■ Фрагмент страницы:
= = = =
Карамзин говорил, гораздо прежде происшествий 14 Декабря и не применяя слов своих к России: «Честному человеку не должно подвергать себя виселице!»

* * *

22 июля

В 1797 году Карамзин сказал:

Тацит велик; но Рим, описанный Тацитом,

Достоин ли пера его?

В сем Риме, некогда геройством знаменитом,

Кроме убийц и жертв, не вижу ничего.

Жалеть об нем не должно:

Он стоил лютых бед несчастья своего,

Терпя, чего терпеть без подлости не можно.

Какой смысл этого стиха? На нем основываясь, заключаешь, что есть же мера долготерпению… Был ли Карамзин преступен, обнародовав свою мысль, и не совершенно ли она противоречит апофегме, приведенной выше? Вот что делает разность мнений!

Несчастный Пущин в словах письма своего (Донесение следственной комиссии, стр. 47) говорит: «Нас по справедливости назвали бы подлецами, если бы мы пропустили нынешний единственный случай», и так дает знать прямодушно, что, по его мнению, мера долготерпения… переполнена и нельзя было не воспользоваться пробившим часом.

Человек ранен в руку, лекари сходятся. Иным кажется, что антонов огонь уже тут и отсечение члена – единственный способ спасения; другие полагают, что еще можно помирволить с увечьем и залечить рану без операции. Только последствия покажут, которая сторона была права; однако различность мнений может существовать в лекарях равно сведущих, но более или менее сметливых и более или менее надеющихся на вспомогательство времени и природы.

Разумеется, есть мера и здесь. Лекарь, который из-за царапки на пальце поспешит отсечь руку по плечо, – опасный невежда и преступный палач. Революционеры Англии и Франции (если они существуют), которые, раздраженные частными злоупотреблениями, затевают у себя пожары, так же нелепо односторонни в уме или преступно себялюбивы в душе, как и эгоист, который поджигает дом ближнего, чтобы спечь себе яйцо…

* * *

Вот стихи Батюшкова, подражание Байрону, писанные им в чужих краях, и едва ли не последние:

Есть наслаждение и в дикости лесов,

Есть радость на приморском бреге,

И есть гармония в сем говоре валов,

Дробящихся в пустынном беге.

Я ближнего люблю, но ты, природа-мать,

Ты сердцу моему дороже;

С тобой, владычица, я властен забывать

И то, что был, когда я был моложе,

И то, что ныне стал под холодом годов.

С тобой я в чувствах оживаю;

Их выразить язык не знает стройных слов,

И как молчать о них не знаю!

Шуми же ты, шуми, огромный океан!

Развалины на прахе строит

Минутный человек, сей суетный тиран;

Но море чем себе присвоить?

Трудися; созидай громады кораблей…

Не лучше бы:

И то, что был, как был моложе,

а то стих не равен с прочими.
= = = =
■ Извлечённые данные:
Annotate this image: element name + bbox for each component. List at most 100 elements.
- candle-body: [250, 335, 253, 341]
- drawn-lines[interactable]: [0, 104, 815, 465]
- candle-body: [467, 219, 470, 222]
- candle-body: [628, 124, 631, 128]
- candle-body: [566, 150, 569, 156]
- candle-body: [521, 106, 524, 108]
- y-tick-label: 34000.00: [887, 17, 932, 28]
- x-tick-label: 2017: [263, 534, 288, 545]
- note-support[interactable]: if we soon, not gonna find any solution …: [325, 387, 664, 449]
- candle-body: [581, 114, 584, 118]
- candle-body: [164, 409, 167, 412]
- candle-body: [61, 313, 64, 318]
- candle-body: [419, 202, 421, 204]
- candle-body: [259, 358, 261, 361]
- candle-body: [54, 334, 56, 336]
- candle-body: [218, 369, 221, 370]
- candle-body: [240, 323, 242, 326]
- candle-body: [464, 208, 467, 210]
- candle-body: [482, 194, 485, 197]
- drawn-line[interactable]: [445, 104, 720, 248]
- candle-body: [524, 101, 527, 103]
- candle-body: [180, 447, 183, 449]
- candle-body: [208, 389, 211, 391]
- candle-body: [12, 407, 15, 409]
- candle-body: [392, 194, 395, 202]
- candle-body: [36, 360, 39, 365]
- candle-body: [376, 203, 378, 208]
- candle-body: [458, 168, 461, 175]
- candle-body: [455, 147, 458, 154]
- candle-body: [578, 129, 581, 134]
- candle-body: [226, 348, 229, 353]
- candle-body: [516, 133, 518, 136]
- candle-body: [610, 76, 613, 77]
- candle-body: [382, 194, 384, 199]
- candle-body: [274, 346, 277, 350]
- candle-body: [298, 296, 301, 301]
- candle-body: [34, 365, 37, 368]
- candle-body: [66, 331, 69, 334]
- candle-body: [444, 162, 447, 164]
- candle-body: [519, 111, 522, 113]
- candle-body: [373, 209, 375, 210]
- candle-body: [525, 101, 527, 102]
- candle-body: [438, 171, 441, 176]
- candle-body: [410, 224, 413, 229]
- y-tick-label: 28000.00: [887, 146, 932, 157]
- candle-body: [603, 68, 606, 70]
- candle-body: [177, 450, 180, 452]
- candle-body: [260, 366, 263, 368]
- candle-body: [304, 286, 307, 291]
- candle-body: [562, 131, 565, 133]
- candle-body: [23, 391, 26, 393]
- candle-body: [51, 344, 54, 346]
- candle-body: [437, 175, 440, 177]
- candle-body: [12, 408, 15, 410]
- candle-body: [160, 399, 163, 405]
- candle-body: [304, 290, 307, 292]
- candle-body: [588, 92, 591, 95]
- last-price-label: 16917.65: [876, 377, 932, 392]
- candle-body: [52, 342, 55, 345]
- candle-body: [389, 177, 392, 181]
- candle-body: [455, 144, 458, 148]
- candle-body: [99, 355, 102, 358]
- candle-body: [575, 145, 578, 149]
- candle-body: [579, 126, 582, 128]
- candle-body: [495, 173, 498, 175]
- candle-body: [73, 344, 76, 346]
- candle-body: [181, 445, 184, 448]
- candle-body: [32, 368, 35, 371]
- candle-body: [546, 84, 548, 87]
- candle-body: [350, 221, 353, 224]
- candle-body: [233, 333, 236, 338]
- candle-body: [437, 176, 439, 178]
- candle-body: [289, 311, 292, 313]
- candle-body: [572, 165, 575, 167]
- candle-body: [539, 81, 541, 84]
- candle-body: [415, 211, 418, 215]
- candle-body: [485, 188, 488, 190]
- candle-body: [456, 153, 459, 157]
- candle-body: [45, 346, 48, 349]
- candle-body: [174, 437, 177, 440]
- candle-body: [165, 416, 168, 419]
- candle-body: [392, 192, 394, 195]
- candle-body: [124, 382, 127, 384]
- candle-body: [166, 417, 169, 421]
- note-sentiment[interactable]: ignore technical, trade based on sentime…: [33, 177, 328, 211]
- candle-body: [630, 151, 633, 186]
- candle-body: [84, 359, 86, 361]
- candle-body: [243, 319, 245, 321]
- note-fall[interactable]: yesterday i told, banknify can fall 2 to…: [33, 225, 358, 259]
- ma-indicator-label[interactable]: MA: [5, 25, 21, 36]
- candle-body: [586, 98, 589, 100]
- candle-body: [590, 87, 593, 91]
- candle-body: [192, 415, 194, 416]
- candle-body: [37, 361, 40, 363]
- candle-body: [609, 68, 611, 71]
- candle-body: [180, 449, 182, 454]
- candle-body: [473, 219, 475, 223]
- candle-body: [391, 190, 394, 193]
= = = =
■ Письменные задания:
1 > В каком году, согласно фрагменту о Карамзине и Батюшкове, Карамзин произнёс стихи о Таците и Риме?
2 > Определите, согласуются ли с фрагментом о Карамзине и Батюшкове следующие утверждения: (a) Карамзин сказал, что честному человеку не должно подвергать себя виселице, уже после событий 14 декабря; (b) приведённые стихи Батюшкова представляют собой подражание Байрону; (c) эти стихи Батюшков написал в России. На каждое ответьте «да» или «нет» и приведите решающие слова фрагмента в кавычках.
3 > Напишите продолжение фрагмента о Карамзине и Батюшкове, начиная сразу после его последней фразы.
Перечень для работы не понадобится.

■ Результаты:
1 > В 1797 году.

2 >
(a) Нет: «гораздо прежде происшествий 14 Декабря».
(b) Да: «подражание Байрону».
(c) Нет: «писанные им в чужих краях».

3 >
Кажется, так же легко было бы исправить и рифму в прекрасной строфе прекрасного перевода из Касти:

Сердце наше – кладезь мрачный,

Тих, спокоен сверху вид,

Но спустись ко дну, ужасный

Крокодил на нем лежит.

Вставить бы темный и огромный. Неисправная рифма как разноцветная заплатка рябит в глазах. Рифма и так уже есть вставка; так по крайней мере подберите оттенок к оттенку.

* * *

Умел же и осмелился же Верховный уголовный суд предписывать закон государю, говоря в докладе: «И хотя милосердию, от самодержавной власти исходящему, закон не может положить никаких пределов; но Верховный уголовный суд приемлет дерзновение представить, что есть степени преступления столь высокие и с общей безопасностью государства столь смежные, что самому милосердию они, кажется, должны быть недоступны».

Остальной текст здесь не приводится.